Repeat the data verbatim.
____ RECORDS FOR THIS EXERCISE
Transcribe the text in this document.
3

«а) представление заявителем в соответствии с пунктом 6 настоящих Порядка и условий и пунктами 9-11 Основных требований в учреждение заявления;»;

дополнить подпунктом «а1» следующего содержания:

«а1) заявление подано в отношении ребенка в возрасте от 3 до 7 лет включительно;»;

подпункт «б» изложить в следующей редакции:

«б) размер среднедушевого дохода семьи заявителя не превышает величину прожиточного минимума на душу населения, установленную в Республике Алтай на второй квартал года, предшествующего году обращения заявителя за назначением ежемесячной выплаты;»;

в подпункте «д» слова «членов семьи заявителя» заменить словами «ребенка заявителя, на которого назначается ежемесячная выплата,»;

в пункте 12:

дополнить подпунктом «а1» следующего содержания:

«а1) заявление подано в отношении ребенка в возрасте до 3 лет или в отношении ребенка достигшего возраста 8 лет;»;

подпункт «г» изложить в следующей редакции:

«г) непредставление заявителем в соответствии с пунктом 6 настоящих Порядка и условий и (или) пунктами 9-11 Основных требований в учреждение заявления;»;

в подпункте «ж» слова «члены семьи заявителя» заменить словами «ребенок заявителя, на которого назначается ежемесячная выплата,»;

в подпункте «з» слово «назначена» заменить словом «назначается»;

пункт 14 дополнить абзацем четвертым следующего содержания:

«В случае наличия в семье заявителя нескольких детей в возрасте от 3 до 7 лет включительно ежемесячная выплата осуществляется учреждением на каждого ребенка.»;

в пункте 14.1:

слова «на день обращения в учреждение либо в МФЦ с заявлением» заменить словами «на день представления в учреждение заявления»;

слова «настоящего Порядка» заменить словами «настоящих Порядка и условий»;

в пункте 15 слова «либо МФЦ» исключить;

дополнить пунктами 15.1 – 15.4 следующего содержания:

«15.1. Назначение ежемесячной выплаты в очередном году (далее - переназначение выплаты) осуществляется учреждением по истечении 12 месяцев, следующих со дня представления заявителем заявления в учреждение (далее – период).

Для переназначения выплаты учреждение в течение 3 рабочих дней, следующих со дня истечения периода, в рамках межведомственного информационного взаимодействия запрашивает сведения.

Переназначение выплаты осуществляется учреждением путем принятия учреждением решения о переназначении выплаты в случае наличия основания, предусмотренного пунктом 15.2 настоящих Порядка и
________
* SOLUTION BELOW:
Transcribe the text in this document.
3

«а) представление заявителем в соответствии с пунктом 6 настоящих Порядка и условий и пунктами 9-11 Основных требований в учреждение заявления;»;

дополнить подпунктом «а1» следующего содержания:

«а1) заявление подано в отношении ребенка в возрасте от 3 до 7 лет включительно;»;

подпункт «б» изложить в следующей редакции:

«б) размер среднедушевого дохода семьи заявителя не превышает величину прожиточного минимума на душу населения, установленную в Республике Алтай на второй квартал года, предшествующего году обращения заявителя за назначением ежемесячной выплаты;»;

в подпункте «д» слова «членов семьи заявителя» заменить словами «ребенка заявителя, на которого назначается ежемесячная выплата,»;

в пункте 12:

дополнить подпунктом «а1» следующего содержания:

«а1) заявление подано в отношении ребенка в возрасте до 3 лет или в отношении ребенка достигшего возраста 8 лет;»;

подпункт «г» изложить в следующей редакции:

«г) непредставление заявителем в соответствии с пунктом 6 настоящих Порядка и условий и (или) пунктами 9-11 Основных требований в учреждение заявления;»;

в подпункте «ж» слова «члены семьи заявителя» заменить словами «ребенок заявителя, на которого назначается ежемесячная выплата,»;

в подпункте «з» слово «назначена» заменить словом «назначается»;

пункт 14 дополнить абзацем четвертым следующего содержания:

«В случае наличия в семье заявителя нескольких детей в возрасте от 3 до 7 лет включительно ежемесячная выплата осуществляется учреждением на каждого ребенка.»;

в пункте 14.1:

слова «на день обращения в учреждение либо в МФЦ с заявлением» заменить словами «на день представления в учреждение заявления»;

слова «настоящего Порядка» заменить словами «настоящих Порядка и условий»;

в пункте 15 слова «либо МФЦ» исключить;

дополнить пунктами 15.1 – 15.4 следующего содержания:

«15.1. Назначение ежемесячной выплаты в очередном году (далее - переназначение выплаты) осуществляется учреждением по истечении 12 месяцев, следующих со дня представления заявителем заявления в учреждение (далее – период).

Для переназначения выплаты учреждение в течение 3 рабочих дней, следующих со дня истечения периода, в рамках межведомственного информационного взаимодействия запрашивает сведения.

Переназначение выплаты осуществляется учреждением путем принятия учреждением решения о переназначении выплаты в случае наличия основания, предусмотренного пунктом 15.2 настоящих Порядка и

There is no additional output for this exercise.